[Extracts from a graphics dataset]
-*-*-
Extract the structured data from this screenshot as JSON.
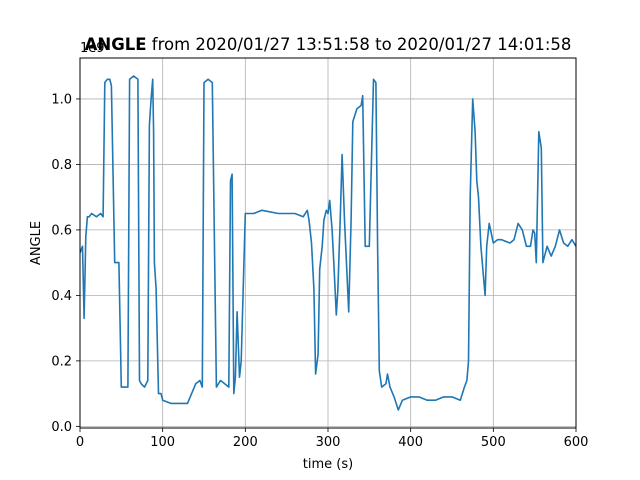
{
  "chart_data": {
    "type": "line",
    "title_bold": "ANGLE",
    "title_rest": " from 2020/01/27 13:51:58 to 2020/01/27 14:01:58",
    "xlabel": "time (s)",
    "ylabel": "ANGLE",
    "y_offset_label": "1e9",
    "xlim": [
      0,
      600
    ],
    "ylim": [
      -0.005,
      1.125
    ],
    "x_ticks": [
      0,
      100,
      200,
      300,
      400,
      500,
      600
    ],
    "x_tick_labels": [
      "0",
      "100",
      "200",
      "300",
      "400",
      "500",
      "600"
    ],
    "y_ticks": [
      0.0,
      0.2,
      0.4,
      0.6,
      0.8,
      1.0
    ],
    "y_tick_labels": [
      "0.0",
      "0.2",
      "0.4",
      "0.6",
      "0.8",
      "1.0"
    ],
    "grid": true,
    "series": [
      {
        "color": "#1f77b4",
        "x": [
          0,
          3,
          5,
          7,
          9,
          11,
          14,
          20,
          25,
          28,
          30,
          33,
          36,
          38,
          42,
          45,
          47,
          50,
          55,
          58,
          60,
          65,
          70,
          72,
          74,
          78,
          82,
          84,
          86,
          88,
          89,
          90,
          92,
          95,
          98,
          100,
          110,
          120,
          130,
          140,
          145,
          148,
          150,
          155,
          160,
          163,
          165,
          170,
          175,
          180,
          182,
          184,
          186,
          188,
          190,
          193,
          195,
          200,
          210,
          220,
          240,
          260,
          270,
          275,
          277,
          280,
          283,
          285,
          288,
          290,
          293,
          295,
          298,
          300,
          302,
          305,
          307,
          310,
          312,
          315,
          317,
          320,
          325,
          328,
          330,
          335,
          340,
          342,
          345,
          350,
          355,
          358,
          360,
          362,
          365,
          370,
          372,
          375,
          380,
          385,
          390,
          400,
          410,
          420,
          430,
          440,
          450,
          460,
          465,
          468,
          470,
          472,
          475,
          478,
          480,
          482,
          485,
          488,
          490,
          492,
          495,
          500,
          505,
          510,
          520,
          525,
          530,
          535,
          540,
          545,
          548,
          550,
          552,
          555,
          558,
          560,
          565,
          570,
          575,
          580,
          585,
          590,
          595,
          600
        ],
        "values": [
          0.53,
          0.55,
          0.33,
          0.58,
          0.64,
          0.64,
          0.65,
          0.64,
          0.65,
          0.64,
          1.05,
          1.06,
          1.06,
          1.04,
          0.5,
          0.5,
          0.5,
          0.12,
          0.12,
          0.12,
          1.06,
          1.07,
          1.06,
          0.14,
          0.13,
          0.12,
          0.14,
          0.92,
          1.0,
          1.06,
          0.9,
          0.5,
          0.42,
          0.1,
          0.1,
          0.08,
          0.07,
          0.07,
          0.07,
          0.13,
          0.14,
          0.12,
          1.05,
          1.06,
          1.05,
          0.5,
          0.12,
          0.14,
          0.13,
          0.12,
          0.75,
          0.77,
          0.1,
          0.15,
          0.35,
          0.15,
          0.2,
          0.65,
          0.65,
          0.66,
          0.65,
          0.65,
          0.64,
          0.66,
          0.63,
          0.56,
          0.42,
          0.16,
          0.22,
          0.48,
          0.55,
          0.63,
          0.66,
          0.65,
          0.69,
          0.6,
          0.5,
          0.34,
          0.42,
          0.65,
          0.83,
          0.63,
          0.35,
          0.63,
          0.93,
          0.97,
          0.98,
          1.01,
          0.55,
          0.55,
          1.06,
          1.05,
          0.55,
          0.17,
          0.12,
          0.13,
          0.16,
          0.12,
          0.09,
          0.05,
          0.08,
          0.09,
          0.09,
          0.08,
          0.08,
          0.09,
          0.09,
          0.08,
          0.12,
          0.14,
          0.2,
          0.7,
          1.0,
          0.9,
          0.75,
          0.7,
          0.55,
          0.46,
          0.4,
          0.55,
          0.62,
          0.56,
          0.57,
          0.57,
          0.56,
          0.57,
          0.62,
          0.6,
          0.55,
          0.55,
          0.6,
          0.59,
          0.5,
          0.9,
          0.85,
          0.5,
          0.55,
          0.52,
          0.55,
          0.6,
          0.56,
          0.55,
          0.57,
          0.55
        ]
      }
    ]
  }
}
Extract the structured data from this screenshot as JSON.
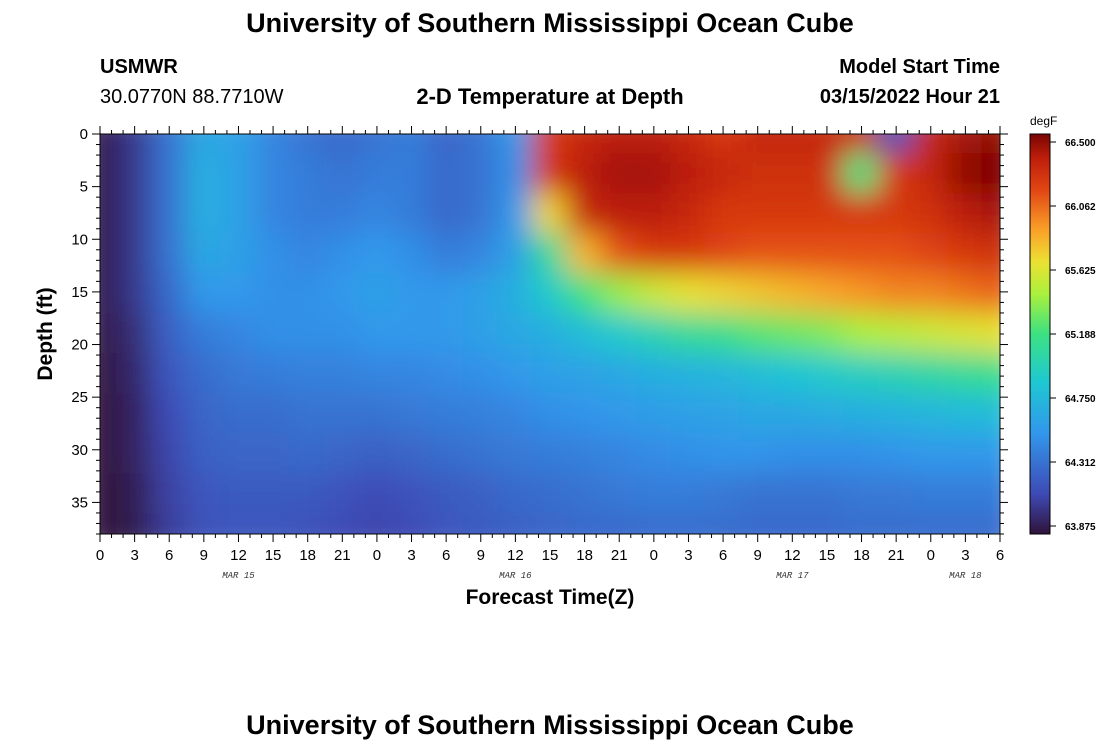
-*-*-
▸ **Instruction**: Every record above should be written out again without change, except that the pictures are left out.

▸ **Response below**:
Extract the structured data from this screenshot as JSON.
{
  "chart_data": {
    "type": "line",
    "title_bold": "ANGLE",
    "title_rest": " from 2020/01/27 13:51:58 to 2020/01/27 14:01:58",
    "xlabel": "time (s)",
    "ylabel": "ANGLE",
    "y_offset_label": "1e9",
    "xlim": [
      0,
      600
    ],
    "ylim": [
      -0.005,
      1.125
    ],
    "x_ticks": [
      0,
      100,
      200,
      300,
      400,
      500,
      600
    ],
    "x_tick_labels": [
      "0",
      "100",
      "200",
      "300",
      "400",
      "500",
      "600"
    ],
    "y_ticks": [
      0.0,
      0.2,
      0.4,
      0.6,
      0.8,
      1.0
    ],
    "y_tick_labels": [
      "0.0",
      "0.2",
      "0.4",
      "0.6",
      "0.8",
      "1.0"
    ],
    "grid": true,
    "series": [
      {
        "color": "#1f77b4",
        "x": [
          0,
          3,
          5,
          7,
          9,
          11,
          14,
          20,
          25,
          28,
          30,
          33,
          36,
          38,
          42,
          45,
          47,
          50,
          55,
          58,
          60,
          65,
          70,
          72,
          74,
          78,
          82,
          84,
          86,
          88,
          89,
          90,
          92,
          95,
          98,
          100,
          110,
          120,
          130,
          140,
          145,
          148,
          150,
          155,
          160,
          163,
          165,
          170,
          175,
          180,
          182,
          184,
          186,
          188,
          190,
          193,
          195,
          200,
          210,
          220,
          240,
          260,
          270,
          275,
          277,
          280,
          283,
          285,
          288,
          290,
          293,
          295,
          298,
          300,
          302,
          305,
          307,
          310,
          312,
          315,
          317,
          320,
          325,
          328,
          330,
          335,
          340,
          342,
          345,
          350,
          355,
          358,
          360,
          362,
          365,
          370,
          372,
          375,
          380,
          385,
          390,
          400,
          410,
          420,
          430,
          440,
          450,
          460,
          465,
          468,
          470,
          472,
          475,
          478,
          480,
          482,
          485,
          488,
          490,
          492,
          495,
          500,
          505,
          510,
          520,
          525,
          530,
          535,
          540,
          545,
          548,
          550,
          552,
          555,
          558,
          560,
          565,
          570,
          575,
          580,
          585,
          590,
          595,
          600
        ],
        "values": [
          0.53,
          0.55,
          0.33,
          0.58,
          0.64,
          0.64,
          0.65,
          0.64,
          0.65,
          0.64,
          1.05,
          1.06,
          1.06,
          1.04,
          0.5,
          0.5,
          0.5,
          0.12,
          0.12,
          0.12,
          1.06,
          1.07,
          1.06,
          0.14,
          0.13,
          0.12,
          0.14,
          0.92,
          1.0,
          1.06,
          0.9,
          0.5,
          0.42,
          0.1,
          0.1,
          0.08,
          0.07,
          0.07,
          0.07,
          0.13,
          0.14,
          0.12,
          1.05,
          1.06,
          1.05,
          0.5,
          0.12,
          0.14,
          0.13,
          0.12,
          0.75,
          0.77,
          0.1,
          0.15,
          0.35,
          0.15,
          0.2,
          0.65,
          0.65,
          0.66,
          0.65,
          0.65,
          0.64,
          0.66,
          0.63,
          0.56,
          0.42,
          0.16,
          0.22,
          0.48,
          0.55,
          0.63,
          0.66,
          0.65,
          0.69,
          0.6,
          0.5,
          0.34,
          0.42,
          0.65,
          0.83,
          0.63,
          0.35,
          0.63,
          0.93,
          0.97,
          0.98,
          1.01,
          0.55,
          0.55,
          1.06,
          1.05,
          0.55,
          0.17,
          0.12,
          0.13,
          0.16,
          0.12,
          0.09,
          0.05,
          0.08,
          0.09,
          0.09,
          0.08,
          0.08,
          0.09,
          0.09,
          0.08,
          0.12,
          0.14,
          0.2,
          0.7,
          1.0,
          0.9,
          0.75,
          0.7,
          0.55,
          0.46,
          0.4,
          0.55,
          0.62,
          0.56,
          0.57,
          0.57,
          0.56,
          0.57,
          0.62,
          0.6,
          0.55,
          0.55,
          0.6,
          0.59,
          0.5,
          0.9,
          0.85,
          0.5,
          0.55,
          0.52,
          0.55,
          0.6,
          0.56,
          0.55,
          0.57,
          0.55
        ]
      }
    ]
  }
}
Extract the structured data from this screenshot as JSON.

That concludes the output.